YOUR TASK →
Output all the material that follows, exactly as given.

THE DATA →
◇ ◇ ◇ ◇

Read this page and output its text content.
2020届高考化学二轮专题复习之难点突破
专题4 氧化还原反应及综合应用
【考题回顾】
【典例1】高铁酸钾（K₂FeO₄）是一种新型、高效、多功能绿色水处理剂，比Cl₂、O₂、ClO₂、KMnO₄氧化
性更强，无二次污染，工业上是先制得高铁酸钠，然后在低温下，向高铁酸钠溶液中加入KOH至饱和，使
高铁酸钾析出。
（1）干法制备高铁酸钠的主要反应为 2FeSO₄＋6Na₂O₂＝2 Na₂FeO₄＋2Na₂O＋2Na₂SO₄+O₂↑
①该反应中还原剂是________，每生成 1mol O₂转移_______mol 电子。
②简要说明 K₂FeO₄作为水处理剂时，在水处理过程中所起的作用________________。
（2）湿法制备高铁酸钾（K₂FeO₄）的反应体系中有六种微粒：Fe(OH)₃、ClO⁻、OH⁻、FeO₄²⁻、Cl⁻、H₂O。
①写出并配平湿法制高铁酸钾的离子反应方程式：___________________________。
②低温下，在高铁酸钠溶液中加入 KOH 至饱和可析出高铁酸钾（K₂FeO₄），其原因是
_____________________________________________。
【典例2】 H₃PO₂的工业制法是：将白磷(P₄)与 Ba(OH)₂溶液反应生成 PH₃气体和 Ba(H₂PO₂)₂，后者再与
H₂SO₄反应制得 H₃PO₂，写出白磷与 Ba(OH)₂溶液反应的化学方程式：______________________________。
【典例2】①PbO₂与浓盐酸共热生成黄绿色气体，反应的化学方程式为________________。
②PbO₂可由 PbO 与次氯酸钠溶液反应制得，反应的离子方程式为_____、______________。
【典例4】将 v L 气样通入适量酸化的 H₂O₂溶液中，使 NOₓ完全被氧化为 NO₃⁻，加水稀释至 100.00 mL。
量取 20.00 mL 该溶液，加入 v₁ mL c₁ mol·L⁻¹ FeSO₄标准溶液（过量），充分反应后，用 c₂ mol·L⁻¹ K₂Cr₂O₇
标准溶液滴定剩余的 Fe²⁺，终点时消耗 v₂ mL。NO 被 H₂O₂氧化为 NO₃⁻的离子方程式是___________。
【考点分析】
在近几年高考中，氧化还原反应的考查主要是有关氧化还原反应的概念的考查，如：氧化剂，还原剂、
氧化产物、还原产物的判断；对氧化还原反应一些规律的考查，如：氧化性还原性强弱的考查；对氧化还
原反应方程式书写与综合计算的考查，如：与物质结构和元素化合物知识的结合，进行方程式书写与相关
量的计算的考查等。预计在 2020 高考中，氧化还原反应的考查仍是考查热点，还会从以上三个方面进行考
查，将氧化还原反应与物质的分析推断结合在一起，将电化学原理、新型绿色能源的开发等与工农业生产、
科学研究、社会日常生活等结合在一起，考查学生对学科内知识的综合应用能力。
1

◇ ◇ ◇ ◇

WRITTEN ANSWER →
Read this page and output its text content.
2020届高考化学二轮专题复习之难点突破
专题4 氧化还原反应及综合应用
【考题回顾】
【典例1】高铁酸钾（K₂FeO₄）是一种新型、高效、多功能绿色水处理剂，比Cl₂、O₂、ClO₂、KMnO₄氧化
性更强，无二次污染，工业上是先制得高铁酸钠，然后在低温下，向高铁酸钠溶液中加入KOH至饱和，使
高铁酸钾析出。
（1）干法制备高铁酸钠的主要反应为 2FeSO₄＋6Na₂O₂＝2 Na₂FeO₄＋2Na₂O＋2Na₂SO₄+O₂↑
①该反应中还原剂是________，每生成 1mol O₂转移_______mol 电子。
②简要说明 K₂FeO₄作为水处理剂时，在水处理过程中所起的作用________________。
（2）湿法制备高铁酸钾（K₂FeO₄）的反应体系中有六种微粒：Fe(OH)₃、ClO⁻、OH⁻、FeO₄²⁻、Cl⁻、H₂O。
①写出并配平湿法制高铁酸钾的离子反应方程式：___________________________。
②低温下，在高铁酸钠溶液中加入 KOH 至饱和可析出高铁酸钾（K₂FeO₄），其原因是
_____________________________________________。
【典例2】 H₃PO₂的工业制法是：将白磷(P₄)与 Ba(OH)₂溶液反应生成 PH₃气体和 Ba(H₂PO₂)₂，后者再与
H₂SO₄反应制得 H₃PO₂，写出白磷与 Ba(OH)₂溶液反应的化学方程式：______________________________。
【典例2】①PbO₂与浓盐酸共热生成黄绿色气体，反应的化学方程式为________________。
②PbO₂可由 PbO 与次氯酸钠溶液反应制得，反应的离子方程式为_____、______________。
【典例4】将 v L 气样通入适量酸化的 H₂O₂溶液中，使 NOₓ完全被氧化为 NO₃⁻，加水稀释至 100.00 mL。
量取 20.00 mL 该溶液，加入 v₁ mL c₁ mol·L⁻¹ FeSO₄标准溶液（过量），充分反应后，用 c₂ mol·L⁻¹ K₂Cr₂O₇
标准溶液滴定剩余的 Fe²⁺，终点时消耗 v₂ mL。NO 被 H₂O₂氧化为 NO₃⁻的离子方程式是___________。
【考点分析】
在近几年高考中，氧化还原反应的考查主要是有关氧化还原反应的概念的考查，如：氧化剂，还原剂、
氧化产物、还原产物的判断；对氧化还原反应一些规律的考查，如：氧化性还原性强弱的考查；对氧化还
原反应方程式书写与综合计算的考查，如：与物质结构和元素化合物知识的结合，进行方程式书写与相关
量的计算的考查等。预计在 2020 高考中，氧化还原反应的考查仍是考查热点，还会从以上三个方面进行考
查，将氧化还原反应与物质的分析推断结合在一起，将电化学原理、新型绿色能源的开发等与工农业生产、
科学研究、社会日常生活等结合在一起，考查学生对学科内知识的综合应用能力。
1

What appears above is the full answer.